Count every line that has "strain" in it and give the total, nothing more.

● Input records:
┏━━

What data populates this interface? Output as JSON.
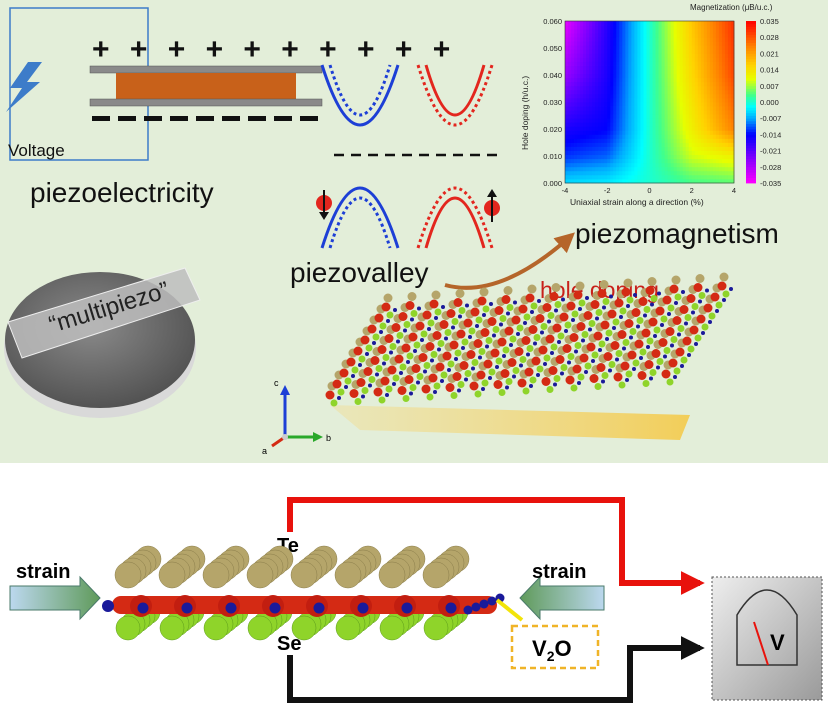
{
  "top_panel": {
    "voltage_label": "Voltage",
    "plus_signs": "+ + + + + + + + + +",
    "piezoelectricity_label": "piezoelectricity",
    "piezovalley_label": "piezovalley",
    "piezomagnetism_label": "piezomagnetism",
    "hole_doping_label": "hole doping",
    "disk_label": "“multipiezo”",
    "axis_labels": {
      "a": "a",
      "b": "b",
      "c": "c"
    }
  },
  "bottom_panel": {
    "strain_left": "strain",
    "strain_right": "strain",
    "te_label": "Te",
    "se_label": "Se",
    "v2o_label_main": "V",
    "v2o_label_sub": "2",
    "v2o_label_end": "O",
    "voltmeter_label": "V"
  },
  "colors": {
    "background_top": "#e3eed9",
    "plate_orange": "#c8611a",
    "band_blue": "#1d3fd6",
    "band_red": "#e3261e",
    "wire_red": "#e8120c",
    "wire_black": "#111111",
    "te_atom": "#b5a56a",
    "v_atom": "#d42a14",
    "o_atom": "#1a1a9a",
    "se_atom": "#8fd42a"
  },
  "chart_data": {
    "type": "heatmap",
    "title": "Magnetization (μB/u.c.)",
    "xlabel": "Uniaxial strain along  a direction (%)",
    "ylabel": "Hole doping (h/u.c.)",
    "xlim": [
      -4,
      4
    ],
    "ylim": [
      0,
      0.06
    ],
    "xticks": [
      "-4",
      "-2",
      "0",
      "2",
      "4"
    ],
    "yticks": [
      "0.000",
      "0.010",
      "0.020",
      "0.030",
      "0.040",
      "0.050",
      "0.060"
    ],
    "colorbar_ticks": [
      "0.035",
      "0.028",
      "0.021",
      "0.014",
      "0.007",
      "0.000",
      "-0.007",
      "-0.014",
      "-0.021",
      "-0.028",
      "-0.035"
    ],
    "colorbar_range": [
      -0.035,
      0.035
    ],
    "x": [
      -4,
      -2,
      0,
      2,
      4
    ],
    "y": [
      0,
      0.01,
      0.02,
      0.04,
      0.06
    ],
    "z": [
      [
        -0.004,
        -0.003,
        0.0,
        0.003,
        0.004
      ],
      [
        -0.012,
        -0.01,
        0.0,
        0.009,
        0.012
      ],
      [
        -0.016,
        -0.014,
        0.0,
        0.012,
        0.024
      ],
      [
        -0.026,
        -0.016,
        0.0,
        0.015,
        0.029
      ],
      [
        -0.033,
        -0.017,
        0.0,
        0.017,
        0.031
      ]
    ]
  }
}
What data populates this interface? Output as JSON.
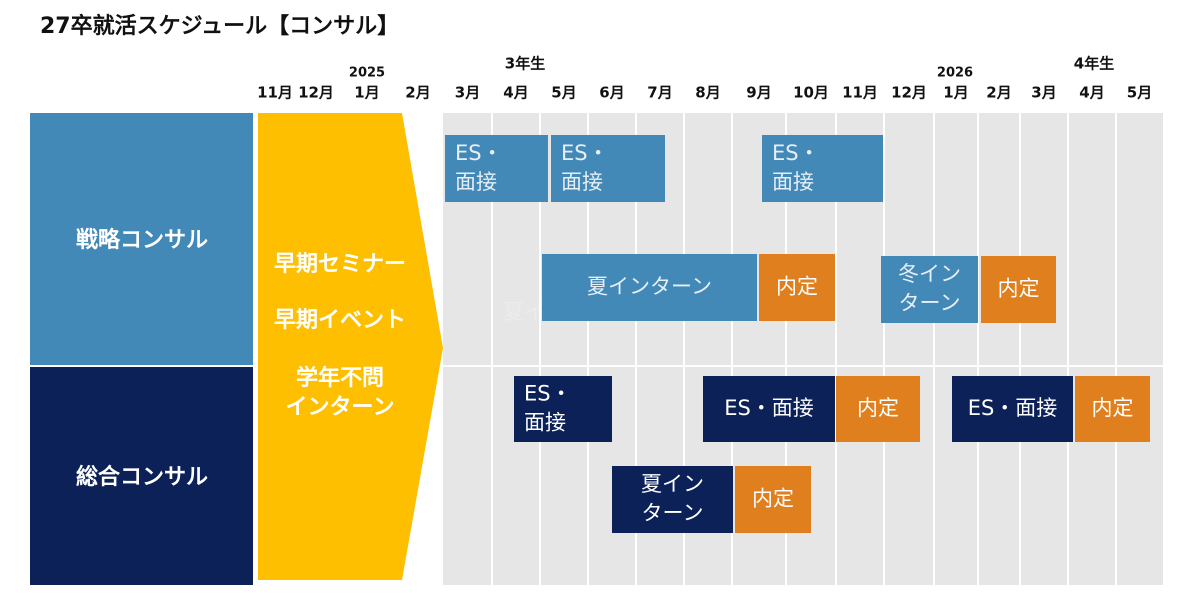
{
  "title": "27卒就活スケジュール【コンサル】",
  "year_labels": [
    "2025",
    "2026"
  ],
  "grade_labels": [
    "3年生",
    "4年生"
  ],
  "months": [
    "11月",
    "12月",
    "1月",
    "2月",
    "3月",
    "4月",
    "5月",
    "6月",
    "7月",
    "8月",
    "9月",
    "10月",
    "11月",
    "12月",
    "1月",
    "2月",
    "3月",
    "4月",
    "5月"
  ],
  "early": {
    "lines": [
      "早期セミナー",
      "早期イベント",
      "学年不問",
      "インターン"
    ]
  },
  "rows": [
    {
      "label": "戦略コンサル",
      "bars": [
        {
          "lines": [
            "ES・",
            "面接"
          ]
        },
        {
          "lines": [
            "ES・",
            "面接"
          ]
        },
        {
          "lines": [
            "ES・",
            "面接"
          ]
        },
        {
          "lines": [
            "夏インターン"
          ]
        },
        {
          "lines": [
            "内定"
          ]
        },
        {
          "lines": [
            "冬イン",
            "ターン"
          ]
        },
        {
          "lines": [
            "内定"
          ]
        }
      ],
      "ghost": "夏イ"
    },
    {
      "label": "総合コンサル",
      "bars": [
        {
          "lines": [
            "ES・",
            "面接"
          ]
        },
        {
          "lines": [
            "ES・面接"
          ]
        },
        {
          "lines": [
            "内定"
          ]
        },
        {
          "lines": [
            "ES・面接"
          ]
        },
        {
          "lines": [
            "内定"
          ]
        },
        {
          "lines": [
            "夏イン",
            "ターン"
          ]
        },
        {
          "lines": [
            "内定"
          ]
        }
      ]
    }
  ]
}
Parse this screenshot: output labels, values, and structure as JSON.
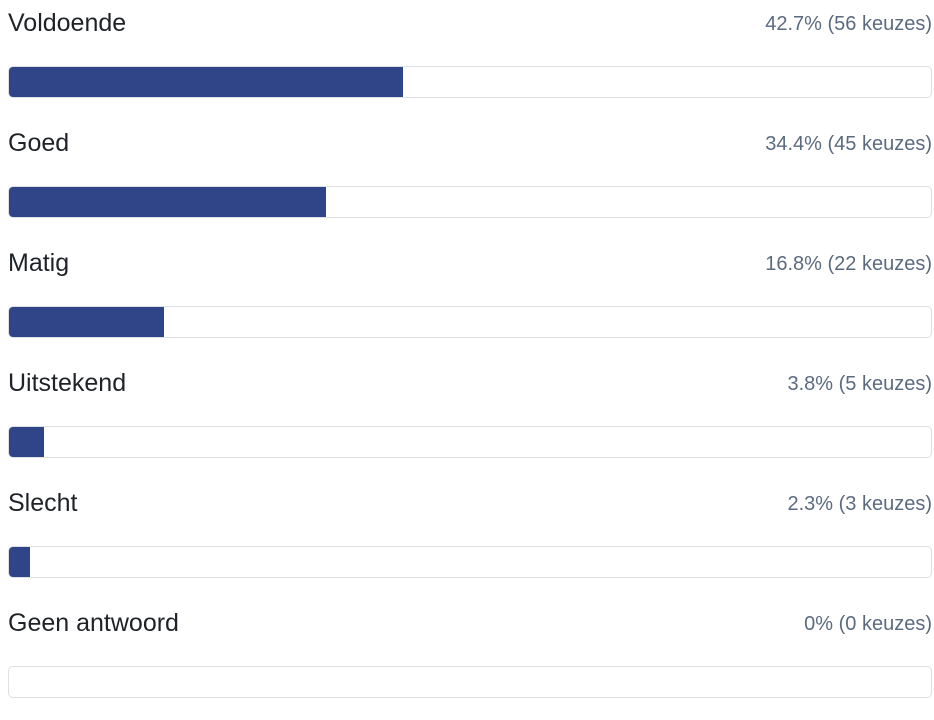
{
  "colors": {
    "bar_fill": "#2f4587",
    "track_border": "#dcdfe4",
    "label_text": "#1f2328",
    "stats_text": "#5a6b80"
  },
  "options": [
    {
      "label": "Voldoende",
      "stats": "42.7% (56 keuzes)",
      "percent": 42.7
    },
    {
      "label": "Goed",
      "stats": "34.4% (45 keuzes)",
      "percent": 34.4
    },
    {
      "label": "Matig",
      "stats": "16.8% (22 keuzes)",
      "percent": 16.8
    },
    {
      "label": "Uitstekend",
      "stats": "3.8% (5 keuzes)",
      "percent": 3.8
    },
    {
      "label": "Slecht",
      "stats": "2.3% (3 keuzes)",
      "percent": 2.3
    },
    {
      "label": "Geen antwoord",
      "stats": "0% (0 keuzes)",
      "percent": 0
    }
  ]
}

┗━━

● Written solution: 3